■ **Problem to work on**:
Give back the data exactly, with no images.

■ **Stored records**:
--- START ---

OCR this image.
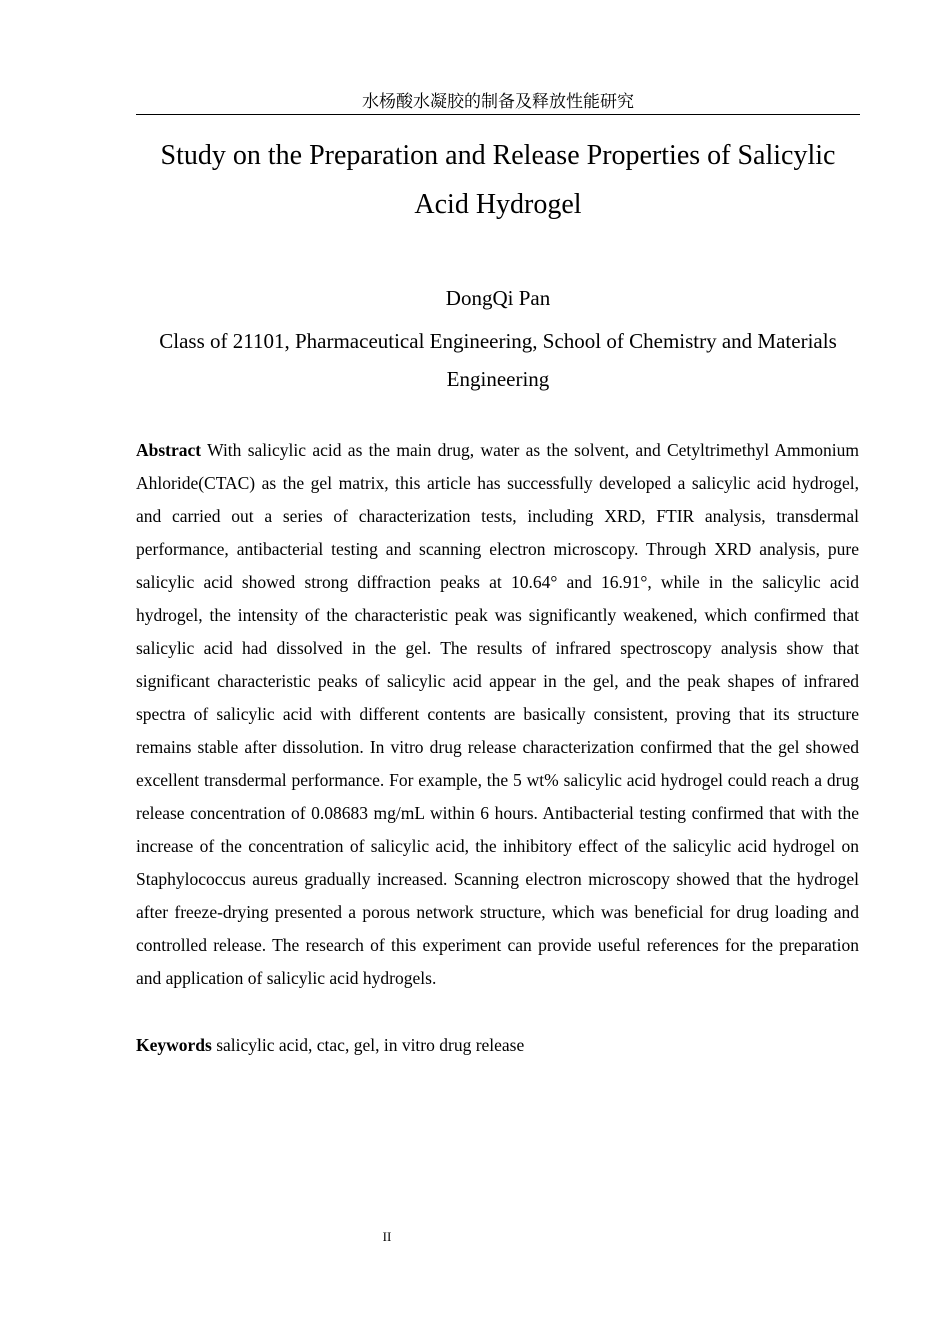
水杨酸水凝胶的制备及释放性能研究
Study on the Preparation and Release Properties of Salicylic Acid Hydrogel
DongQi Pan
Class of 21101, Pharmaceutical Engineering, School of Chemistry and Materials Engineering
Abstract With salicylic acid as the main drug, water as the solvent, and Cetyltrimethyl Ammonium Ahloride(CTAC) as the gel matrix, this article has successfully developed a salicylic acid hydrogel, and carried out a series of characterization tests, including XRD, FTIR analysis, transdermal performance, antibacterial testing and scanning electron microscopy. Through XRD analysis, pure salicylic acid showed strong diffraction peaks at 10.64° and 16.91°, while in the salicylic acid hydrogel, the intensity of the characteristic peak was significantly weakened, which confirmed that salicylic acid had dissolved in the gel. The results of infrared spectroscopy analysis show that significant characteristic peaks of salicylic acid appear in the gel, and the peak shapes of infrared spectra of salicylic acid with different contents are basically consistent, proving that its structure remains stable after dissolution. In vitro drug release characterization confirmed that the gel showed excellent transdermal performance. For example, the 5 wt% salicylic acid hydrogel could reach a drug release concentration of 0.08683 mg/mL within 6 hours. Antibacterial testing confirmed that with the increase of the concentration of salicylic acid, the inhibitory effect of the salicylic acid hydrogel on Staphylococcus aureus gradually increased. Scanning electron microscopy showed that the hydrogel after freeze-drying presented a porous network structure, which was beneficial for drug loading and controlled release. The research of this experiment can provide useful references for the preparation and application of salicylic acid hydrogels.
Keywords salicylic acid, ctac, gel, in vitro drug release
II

--- END ---

■ **Answer space**:
OCR this image.
水杨酸水凝胶的制备及释放性能研究
Study on the Preparation and Release Properties of Salicylic Acid Hydrogel
DongQi Pan
Class of 21101, Pharmaceutical Engineering, School of Chemistry and Materials Engineering
Abstract With salicylic acid as the main drug, water as the solvent, and Cetyltrimethyl Ammonium Ahloride(CTAC) as the gel matrix, this article has successfully developed a salicylic acid hydrogel, and carried out a series of characterization tests, including XRD, FTIR analysis, transdermal performance, antibacterial testing and scanning electron microscopy. Through XRD analysis, pure salicylic acid showed strong diffraction peaks at 10.64° and 16.91°, while in the salicylic acid hydrogel, the intensity of the characteristic peak was significantly weakened, which confirmed that salicylic acid had dissolved in the gel. The results of infrared spectroscopy analysis show that significant characteristic peaks of salicylic acid appear in the gel, and the peak shapes of infrared spectra of salicylic acid with different contents are basically consistent, proving that its structure remains stable after dissolution. In vitro drug release characterization confirmed that the gel showed excellent transdermal performance. For example, the 5 wt% salicylic acid hydrogel could reach a drug release concentration of 0.08683 mg/mL within 6 hours. Antibacterial testing confirmed that with the increase of the concentration of salicylic acid, the inhibitory effect of the salicylic acid hydrogel on Staphylococcus aureus gradually increased. Scanning electron microscopy showed that the hydrogel after freeze-drying presented a porous network structure, which was beneficial for drug loading and controlled release. The research of this experiment can provide useful references for the preparation and application of salicylic acid hydrogels.
Keywords salicylic acid, ctac, gel, in vitro drug release
II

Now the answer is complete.